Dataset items
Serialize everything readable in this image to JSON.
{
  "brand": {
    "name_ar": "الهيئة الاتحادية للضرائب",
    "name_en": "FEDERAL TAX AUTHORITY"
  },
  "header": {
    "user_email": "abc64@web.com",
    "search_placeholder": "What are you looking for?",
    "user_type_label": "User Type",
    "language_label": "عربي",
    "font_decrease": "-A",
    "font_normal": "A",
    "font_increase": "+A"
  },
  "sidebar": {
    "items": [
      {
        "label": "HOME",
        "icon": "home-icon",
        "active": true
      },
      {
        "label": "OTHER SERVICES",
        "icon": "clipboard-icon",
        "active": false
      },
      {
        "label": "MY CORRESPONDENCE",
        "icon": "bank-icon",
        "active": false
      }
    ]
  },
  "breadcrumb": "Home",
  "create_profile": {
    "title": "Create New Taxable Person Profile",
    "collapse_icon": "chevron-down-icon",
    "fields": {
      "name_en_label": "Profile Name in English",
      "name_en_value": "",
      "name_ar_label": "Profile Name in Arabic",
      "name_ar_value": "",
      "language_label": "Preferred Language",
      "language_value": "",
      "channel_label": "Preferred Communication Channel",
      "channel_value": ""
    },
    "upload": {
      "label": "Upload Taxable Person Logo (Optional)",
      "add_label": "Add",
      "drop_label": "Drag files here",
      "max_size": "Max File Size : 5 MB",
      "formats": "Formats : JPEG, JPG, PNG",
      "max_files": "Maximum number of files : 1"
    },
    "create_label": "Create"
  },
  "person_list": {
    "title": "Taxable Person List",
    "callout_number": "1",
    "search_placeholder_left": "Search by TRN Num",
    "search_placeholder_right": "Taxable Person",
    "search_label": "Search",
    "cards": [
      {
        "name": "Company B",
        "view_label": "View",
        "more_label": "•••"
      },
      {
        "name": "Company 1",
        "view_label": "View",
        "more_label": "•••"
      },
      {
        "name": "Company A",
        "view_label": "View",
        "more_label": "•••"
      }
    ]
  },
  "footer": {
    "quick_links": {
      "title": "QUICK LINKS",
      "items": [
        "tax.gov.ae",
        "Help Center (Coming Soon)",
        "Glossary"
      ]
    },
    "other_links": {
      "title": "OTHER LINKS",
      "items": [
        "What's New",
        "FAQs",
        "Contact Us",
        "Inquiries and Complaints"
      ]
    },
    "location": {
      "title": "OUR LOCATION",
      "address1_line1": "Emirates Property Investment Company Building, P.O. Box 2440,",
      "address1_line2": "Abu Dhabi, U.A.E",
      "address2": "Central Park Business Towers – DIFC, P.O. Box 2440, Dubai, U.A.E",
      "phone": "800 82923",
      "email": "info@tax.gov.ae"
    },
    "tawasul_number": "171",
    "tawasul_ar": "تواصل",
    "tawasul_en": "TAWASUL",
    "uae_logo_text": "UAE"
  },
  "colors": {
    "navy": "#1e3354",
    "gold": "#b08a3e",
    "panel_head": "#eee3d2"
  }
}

• [TO DO]:
Count how many lines in the data above hold the string "What", and give the number with no other words.

• [TASK OUTPUT]:
2